⟨
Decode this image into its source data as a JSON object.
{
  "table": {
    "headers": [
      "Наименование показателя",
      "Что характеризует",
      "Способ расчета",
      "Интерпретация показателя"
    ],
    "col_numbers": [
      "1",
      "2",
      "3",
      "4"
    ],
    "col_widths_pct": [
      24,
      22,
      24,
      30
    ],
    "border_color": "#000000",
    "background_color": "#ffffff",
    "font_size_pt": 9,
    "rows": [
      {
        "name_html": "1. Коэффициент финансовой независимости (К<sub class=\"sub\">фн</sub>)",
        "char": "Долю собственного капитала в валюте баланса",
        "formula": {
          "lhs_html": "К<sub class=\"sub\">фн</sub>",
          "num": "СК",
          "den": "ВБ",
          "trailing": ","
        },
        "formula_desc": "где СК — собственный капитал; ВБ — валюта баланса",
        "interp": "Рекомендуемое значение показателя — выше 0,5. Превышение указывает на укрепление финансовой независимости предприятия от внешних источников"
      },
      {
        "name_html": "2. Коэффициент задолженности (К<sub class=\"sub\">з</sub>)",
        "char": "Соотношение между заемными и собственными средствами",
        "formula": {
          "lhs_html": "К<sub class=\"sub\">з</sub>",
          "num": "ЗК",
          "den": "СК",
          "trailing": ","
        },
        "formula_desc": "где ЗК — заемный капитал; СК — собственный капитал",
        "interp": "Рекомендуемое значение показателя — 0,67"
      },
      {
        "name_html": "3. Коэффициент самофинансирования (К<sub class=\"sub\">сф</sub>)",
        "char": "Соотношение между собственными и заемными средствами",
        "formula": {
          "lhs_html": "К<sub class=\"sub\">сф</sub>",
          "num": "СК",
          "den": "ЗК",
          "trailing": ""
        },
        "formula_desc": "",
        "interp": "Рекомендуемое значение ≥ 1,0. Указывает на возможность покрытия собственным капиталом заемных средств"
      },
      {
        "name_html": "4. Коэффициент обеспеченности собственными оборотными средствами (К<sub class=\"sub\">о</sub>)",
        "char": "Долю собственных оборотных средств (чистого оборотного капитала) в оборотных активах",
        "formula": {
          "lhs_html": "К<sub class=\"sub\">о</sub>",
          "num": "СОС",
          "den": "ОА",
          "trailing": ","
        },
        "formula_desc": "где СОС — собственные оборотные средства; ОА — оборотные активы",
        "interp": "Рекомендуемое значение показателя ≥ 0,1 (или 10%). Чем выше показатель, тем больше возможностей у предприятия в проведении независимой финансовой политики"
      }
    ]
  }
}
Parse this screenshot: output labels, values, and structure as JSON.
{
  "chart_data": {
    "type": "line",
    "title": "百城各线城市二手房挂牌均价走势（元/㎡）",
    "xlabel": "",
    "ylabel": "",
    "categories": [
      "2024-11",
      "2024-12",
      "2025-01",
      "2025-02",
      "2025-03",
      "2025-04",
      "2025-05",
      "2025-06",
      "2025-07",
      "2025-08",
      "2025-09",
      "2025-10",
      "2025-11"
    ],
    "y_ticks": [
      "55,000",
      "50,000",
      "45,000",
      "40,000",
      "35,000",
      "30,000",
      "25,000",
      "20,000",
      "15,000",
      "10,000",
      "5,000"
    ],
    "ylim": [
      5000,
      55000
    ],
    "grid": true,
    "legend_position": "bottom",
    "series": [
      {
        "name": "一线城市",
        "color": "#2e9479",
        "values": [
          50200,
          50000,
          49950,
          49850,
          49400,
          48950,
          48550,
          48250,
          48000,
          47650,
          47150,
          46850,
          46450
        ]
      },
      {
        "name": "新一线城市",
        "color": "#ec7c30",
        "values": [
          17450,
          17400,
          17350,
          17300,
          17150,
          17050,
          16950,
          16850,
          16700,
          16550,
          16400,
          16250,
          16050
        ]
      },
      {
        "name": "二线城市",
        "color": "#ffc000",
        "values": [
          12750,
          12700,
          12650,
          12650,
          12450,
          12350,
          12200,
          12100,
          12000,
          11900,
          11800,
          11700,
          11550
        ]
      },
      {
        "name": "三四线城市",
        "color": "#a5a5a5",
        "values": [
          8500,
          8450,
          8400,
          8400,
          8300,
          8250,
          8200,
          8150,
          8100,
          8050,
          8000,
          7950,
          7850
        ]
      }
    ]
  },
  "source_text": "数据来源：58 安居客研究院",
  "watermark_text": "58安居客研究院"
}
⟩
▶ The problem
Word for word, extract all the records.

▶ Complete answer
Decode this image into its source data as a JSON object.
{
  "table": {
    "headers": [
      "Наименование показателя",
      "Что характеризует",
      "Способ расчета",
      "Интерпретация показателя"
    ],
    "col_numbers": [
      "1",
      "2",
      "3",
      "4"
    ],
    "col_widths_pct": [
      24,
      22,
      24,
      30
    ],
    "border_color": "#000000",
    "background_color": "#ffffff",
    "font_size_pt": 9,
    "rows": [
      {
        "name_html": "1. Коэффициент финансовой независимости (К<sub class=\"sub\">фн</sub>)",
        "char": "Долю собственного капитала в валюте баланса",
        "formula": {
          "lhs_html": "К<sub class=\"sub\">фн</sub>",
          "num": "СК",
          "den": "ВБ",
          "trailing": ","
        },
        "formula_desc": "где СК — собственный капитал; ВБ — валюта баланса",
        "interp": "Рекомендуемое значение показателя — выше 0,5. Превышение указывает на укрепление финансовой независимости предприятия от внешних источников"
      },
      {
        "name_html": "2. Коэффициент задолженности (К<sub class=\"sub\">з</sub>)",
        "char": "Соотношение между заемными и собственными средствами",
        "formula": {
          "lhs_html": "К<sub class=\"sub\">з</sub>",
          "num": "ЗК",
          "den": "СК",
          "trailing": ","
        },
        "formula_desc": "где ЗК — заемный капитал; СК — собственный капитал",
        "interp": "Рекомендуемое значение показателя — 0,67"
      },
      {
        "name_html": "3. Коэффициент самофинансирования (К<sub class=\"sub\">сф</sub>)",
        "char": "Соотношение между собственными и заемными средствами",
        "formula": {
          "lhs_html": "К<sub class=\"sub\">сф</sub>",
          "num": "СК",
          "den": "ЗК",
          "trailing": ""
        },
        "formula_desc": "",
        "interp": "Рекомендуемое значение ≥ 1,0. Указывает на возможность покрытия собственным капиталом заемных средств"
      },
      {
        "name_html": "4. Коэффициент обеспеченности собственными оборотными средствами (К<sub class=\"sub\">о</sub>)",
        "char": "Долю собственных оборотных средств (чистого оборотного капитала) в оборотных активах",
        "formula": {
          "lhs_html": "К<sub class=\"sub\">о</sub>",
          "num": "СОС",
          "den": "ОА",
          "trailing": ","
        },
        "formula_desc": "где СОС — собственные оборотные средства; ОА — оборотные активы",
        "interp": "Рекомендуемое значение показателя ≥ 0,1 (или 10%). Чем выше показатель, тем больше возможностей у предприятия в проведении независимой финансовой политики"
      }
    ]
  }
}
Parse this screenshot: output labels, values, and structure as JSON.
{
  "chart_data": {
    "type": "line",
    "title": "百城各线城市二手房挂牌均价走势（元/㎡）",
    "xlabel": "",
    "ylabel": "",
    "categories": [
      "2024-11",
      "2024-12",
      "2025-01",
      "2025-02",
      "2025-03",
      "2025-04",
      "2025-05",
      "2025-06",
      "2025-07",
      "2025-08",
      "2025-09",
      "2025-10",
      "2025-11"
    ],
    "y_ticks": [
      "55,000",
      "50,000",
      "45,000",
      "40,000",
      "35,000",
      "30,000",
      "25,000",
      "20,000",
      "15,000",
      "10,000",
      "5,000"
    ],
    "ylim": [
      5000,
      55000
    ],
    "grid": true,
    "legend_position": "bottom",
    "series": [
      {
        "name": "一线城市",
        "color": "#2e9479",
        "values": [
          50200,
          50000,
          49950,
          49850,
          49400,
          48950,
          48550,
          48250,
          48000,
          47650,
          47150,
          46850,
          46450
        ]
      },
      {
        "name": "新一线城市",
        "color": "#ec7c30",
        "values": [
          17450,
          17400,
          17350,
          17300,
          17150,
          17050,
          16950,
          16850,
          16700,
          16550,
          16400,
          16250,
          16050
        ]
      },
      {
        "name": "二线城市",
        "color": "#ffc000",
        "values": [
          12750,
          12700,
          12650,
          12650,
          12450,
          12350,
          12200,
          12100,
          12000,
          11900,
          11800,
          11700,
          11550
        ]
      },
      {
        "name": "三四线城市",
        "color": "#a5a5a5",
        "values": [
          8500,
          8450,
          8400,
          8400,
          8300,
          8250,
          8200,
          8150,
          8100,
          8050,
          8000,
          7950,
          7850
        ]
      }
    ]
  },
  "source_text": "数据来源：58 安居客研究院",
  "watermark_text": "58安居客研究院"
}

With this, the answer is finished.